_What to work on_: Wherever a line below holds the word "возможностей", copy that line.
═════ Extracted material
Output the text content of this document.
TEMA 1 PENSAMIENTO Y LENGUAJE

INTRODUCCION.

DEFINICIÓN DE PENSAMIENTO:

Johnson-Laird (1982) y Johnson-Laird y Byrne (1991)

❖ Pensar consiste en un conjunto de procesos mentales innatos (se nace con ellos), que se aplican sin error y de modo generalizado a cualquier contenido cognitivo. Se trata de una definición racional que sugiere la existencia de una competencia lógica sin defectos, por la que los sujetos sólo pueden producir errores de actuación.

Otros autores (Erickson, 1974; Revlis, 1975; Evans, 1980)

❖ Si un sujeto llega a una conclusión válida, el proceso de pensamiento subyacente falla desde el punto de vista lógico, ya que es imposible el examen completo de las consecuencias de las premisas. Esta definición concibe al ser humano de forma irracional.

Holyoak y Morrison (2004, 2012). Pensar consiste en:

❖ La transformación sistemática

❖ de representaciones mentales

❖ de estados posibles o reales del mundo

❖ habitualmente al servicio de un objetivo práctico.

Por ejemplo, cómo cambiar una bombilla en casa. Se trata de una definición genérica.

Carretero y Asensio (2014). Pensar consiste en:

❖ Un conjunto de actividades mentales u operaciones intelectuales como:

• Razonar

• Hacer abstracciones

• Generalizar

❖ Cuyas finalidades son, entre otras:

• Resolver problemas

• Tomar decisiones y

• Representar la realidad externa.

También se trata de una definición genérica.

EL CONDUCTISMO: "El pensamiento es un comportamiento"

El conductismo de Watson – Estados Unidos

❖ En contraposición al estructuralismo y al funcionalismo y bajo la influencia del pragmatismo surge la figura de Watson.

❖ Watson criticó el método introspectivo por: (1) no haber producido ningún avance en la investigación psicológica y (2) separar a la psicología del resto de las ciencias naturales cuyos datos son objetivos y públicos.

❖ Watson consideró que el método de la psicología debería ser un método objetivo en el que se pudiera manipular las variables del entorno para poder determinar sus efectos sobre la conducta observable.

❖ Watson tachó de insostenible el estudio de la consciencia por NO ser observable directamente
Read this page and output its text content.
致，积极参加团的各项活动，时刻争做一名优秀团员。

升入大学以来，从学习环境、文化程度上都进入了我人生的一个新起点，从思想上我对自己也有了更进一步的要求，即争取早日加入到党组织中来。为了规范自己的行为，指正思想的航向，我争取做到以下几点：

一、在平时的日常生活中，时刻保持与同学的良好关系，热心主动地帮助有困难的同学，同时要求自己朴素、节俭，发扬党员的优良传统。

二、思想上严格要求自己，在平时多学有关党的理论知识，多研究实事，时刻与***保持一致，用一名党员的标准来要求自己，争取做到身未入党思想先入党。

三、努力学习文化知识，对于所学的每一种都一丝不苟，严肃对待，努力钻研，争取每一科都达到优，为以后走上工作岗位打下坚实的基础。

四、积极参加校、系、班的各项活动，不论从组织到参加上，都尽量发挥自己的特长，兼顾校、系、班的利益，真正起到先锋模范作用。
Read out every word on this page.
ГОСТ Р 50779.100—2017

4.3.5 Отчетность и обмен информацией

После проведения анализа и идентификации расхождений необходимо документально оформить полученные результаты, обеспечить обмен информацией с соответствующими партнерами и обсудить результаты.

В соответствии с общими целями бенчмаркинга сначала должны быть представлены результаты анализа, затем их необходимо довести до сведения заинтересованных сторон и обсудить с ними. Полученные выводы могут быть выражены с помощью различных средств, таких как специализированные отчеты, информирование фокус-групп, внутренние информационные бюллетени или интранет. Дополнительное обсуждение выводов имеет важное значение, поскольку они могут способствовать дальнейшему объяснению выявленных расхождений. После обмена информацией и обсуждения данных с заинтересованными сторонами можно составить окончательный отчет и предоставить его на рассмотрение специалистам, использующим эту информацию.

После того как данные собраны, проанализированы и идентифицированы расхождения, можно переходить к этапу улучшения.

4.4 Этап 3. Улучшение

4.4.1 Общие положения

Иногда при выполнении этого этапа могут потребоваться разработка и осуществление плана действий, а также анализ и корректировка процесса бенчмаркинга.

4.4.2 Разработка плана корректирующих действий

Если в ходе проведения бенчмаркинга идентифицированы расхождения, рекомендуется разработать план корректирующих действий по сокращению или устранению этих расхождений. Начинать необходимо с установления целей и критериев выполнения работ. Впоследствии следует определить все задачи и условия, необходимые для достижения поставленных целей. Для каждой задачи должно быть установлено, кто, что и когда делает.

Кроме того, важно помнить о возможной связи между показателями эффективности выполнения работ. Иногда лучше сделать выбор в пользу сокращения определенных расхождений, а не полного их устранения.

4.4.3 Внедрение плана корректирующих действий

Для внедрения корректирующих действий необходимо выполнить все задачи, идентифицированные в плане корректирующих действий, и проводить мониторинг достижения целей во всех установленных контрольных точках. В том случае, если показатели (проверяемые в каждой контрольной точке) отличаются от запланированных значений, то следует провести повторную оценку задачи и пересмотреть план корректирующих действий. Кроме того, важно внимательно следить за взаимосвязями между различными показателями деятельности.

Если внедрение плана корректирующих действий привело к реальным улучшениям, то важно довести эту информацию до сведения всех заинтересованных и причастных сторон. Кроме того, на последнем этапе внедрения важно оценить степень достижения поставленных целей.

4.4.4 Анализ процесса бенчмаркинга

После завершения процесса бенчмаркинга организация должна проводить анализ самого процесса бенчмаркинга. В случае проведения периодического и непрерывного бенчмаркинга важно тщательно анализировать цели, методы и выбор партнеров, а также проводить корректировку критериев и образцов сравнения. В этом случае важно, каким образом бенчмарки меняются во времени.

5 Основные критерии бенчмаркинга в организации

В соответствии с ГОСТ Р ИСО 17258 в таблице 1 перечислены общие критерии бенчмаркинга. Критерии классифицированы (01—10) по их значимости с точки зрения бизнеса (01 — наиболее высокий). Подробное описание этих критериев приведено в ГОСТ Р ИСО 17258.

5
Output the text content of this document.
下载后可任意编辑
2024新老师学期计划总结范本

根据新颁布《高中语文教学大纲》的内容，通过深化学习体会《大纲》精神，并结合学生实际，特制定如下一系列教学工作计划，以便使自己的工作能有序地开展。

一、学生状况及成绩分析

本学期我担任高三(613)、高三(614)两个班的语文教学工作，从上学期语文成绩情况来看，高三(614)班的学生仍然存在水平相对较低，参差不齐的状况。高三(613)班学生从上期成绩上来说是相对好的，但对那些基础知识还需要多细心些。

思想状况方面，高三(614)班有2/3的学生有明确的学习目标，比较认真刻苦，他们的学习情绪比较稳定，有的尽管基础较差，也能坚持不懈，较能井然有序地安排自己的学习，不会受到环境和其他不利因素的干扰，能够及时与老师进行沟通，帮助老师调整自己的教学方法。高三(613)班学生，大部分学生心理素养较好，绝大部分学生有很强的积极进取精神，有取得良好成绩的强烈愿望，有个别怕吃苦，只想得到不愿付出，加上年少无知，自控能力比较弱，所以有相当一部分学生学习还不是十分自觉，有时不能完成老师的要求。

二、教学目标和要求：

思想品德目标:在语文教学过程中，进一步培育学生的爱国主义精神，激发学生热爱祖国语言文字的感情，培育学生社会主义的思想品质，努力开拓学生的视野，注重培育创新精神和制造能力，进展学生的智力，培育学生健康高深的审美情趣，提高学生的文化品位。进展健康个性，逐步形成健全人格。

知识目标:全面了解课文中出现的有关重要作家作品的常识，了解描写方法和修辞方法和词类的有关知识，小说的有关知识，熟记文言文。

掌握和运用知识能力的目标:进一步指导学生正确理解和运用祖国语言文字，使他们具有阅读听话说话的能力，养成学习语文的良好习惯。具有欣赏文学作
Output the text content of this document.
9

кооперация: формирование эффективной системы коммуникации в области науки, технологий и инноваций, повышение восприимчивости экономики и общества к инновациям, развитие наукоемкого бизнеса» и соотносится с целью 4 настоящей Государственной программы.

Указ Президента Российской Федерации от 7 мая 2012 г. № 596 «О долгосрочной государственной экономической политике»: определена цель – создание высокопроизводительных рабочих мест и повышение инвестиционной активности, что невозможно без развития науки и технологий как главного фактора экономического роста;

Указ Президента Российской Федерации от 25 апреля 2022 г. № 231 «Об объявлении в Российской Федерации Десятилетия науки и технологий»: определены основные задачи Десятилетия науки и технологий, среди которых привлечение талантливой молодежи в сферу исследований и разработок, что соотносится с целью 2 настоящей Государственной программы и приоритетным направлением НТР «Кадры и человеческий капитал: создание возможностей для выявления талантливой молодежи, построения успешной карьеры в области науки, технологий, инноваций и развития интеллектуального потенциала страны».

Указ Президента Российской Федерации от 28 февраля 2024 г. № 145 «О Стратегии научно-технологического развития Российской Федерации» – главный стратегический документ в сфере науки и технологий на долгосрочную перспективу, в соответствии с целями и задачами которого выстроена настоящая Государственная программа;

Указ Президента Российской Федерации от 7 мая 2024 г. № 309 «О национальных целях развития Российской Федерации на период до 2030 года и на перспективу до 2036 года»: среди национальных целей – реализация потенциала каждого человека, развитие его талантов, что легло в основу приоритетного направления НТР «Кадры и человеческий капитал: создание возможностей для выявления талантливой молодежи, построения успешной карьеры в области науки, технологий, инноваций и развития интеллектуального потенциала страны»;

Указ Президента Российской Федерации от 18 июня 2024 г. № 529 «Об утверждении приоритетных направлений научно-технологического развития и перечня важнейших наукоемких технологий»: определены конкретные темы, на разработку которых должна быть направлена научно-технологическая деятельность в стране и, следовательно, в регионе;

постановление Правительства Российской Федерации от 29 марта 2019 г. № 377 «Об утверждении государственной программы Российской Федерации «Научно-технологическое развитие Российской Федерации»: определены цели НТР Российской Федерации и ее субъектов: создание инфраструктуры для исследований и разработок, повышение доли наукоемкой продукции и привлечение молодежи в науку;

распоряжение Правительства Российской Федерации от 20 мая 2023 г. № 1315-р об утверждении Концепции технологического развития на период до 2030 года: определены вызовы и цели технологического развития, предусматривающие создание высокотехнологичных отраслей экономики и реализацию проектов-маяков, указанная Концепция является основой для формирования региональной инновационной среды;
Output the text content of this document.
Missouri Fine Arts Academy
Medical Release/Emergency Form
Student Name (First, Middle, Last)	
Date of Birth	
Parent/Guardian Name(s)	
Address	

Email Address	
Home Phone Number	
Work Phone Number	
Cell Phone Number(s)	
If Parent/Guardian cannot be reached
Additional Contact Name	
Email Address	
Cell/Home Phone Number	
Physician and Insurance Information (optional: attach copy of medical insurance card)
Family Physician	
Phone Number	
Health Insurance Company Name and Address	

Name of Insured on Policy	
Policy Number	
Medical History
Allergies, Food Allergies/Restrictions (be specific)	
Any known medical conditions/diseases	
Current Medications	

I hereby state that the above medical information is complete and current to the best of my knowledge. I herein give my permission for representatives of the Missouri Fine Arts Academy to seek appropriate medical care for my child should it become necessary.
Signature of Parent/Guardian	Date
══════════
_Completed exercise_:
Указ Президента Российской Федерации от 25 апреля 2022 г. № 231 «Об объявлении в Российской Федерации Десятилетия науки и технологий»: определены основные задачи Десятилетия науки и технологий, среди которых привлечение талантливой молодежи в сферу исследований и разработок, что соотносится с целью 2 настоящей Государственной программы и приоритетным направлением НТР «Кадры и человеческий капитал: создание возможностей для выявления талантливой молодежи, построения успешной карьеры в области науки, технологий, инноваций и развития интеллектуального потенциала страны».
Указ Президента Российской Федерации от 7 мая 2024 г. № 309 «О национальных целях развития Российской Федерации на период до 2030 года и на перспективу до 2036 года»: среди национальных целей – реализация потенциала каждого человека, развитие его талантов, что легло в основу приоритетного направления НТР «Кадры и человеческий капитал: создание возможностей для выявления талантливой молодежи, построения успешной карьеры в области науки, технологий, инноваций и развития интеллектуального потенциала страны»;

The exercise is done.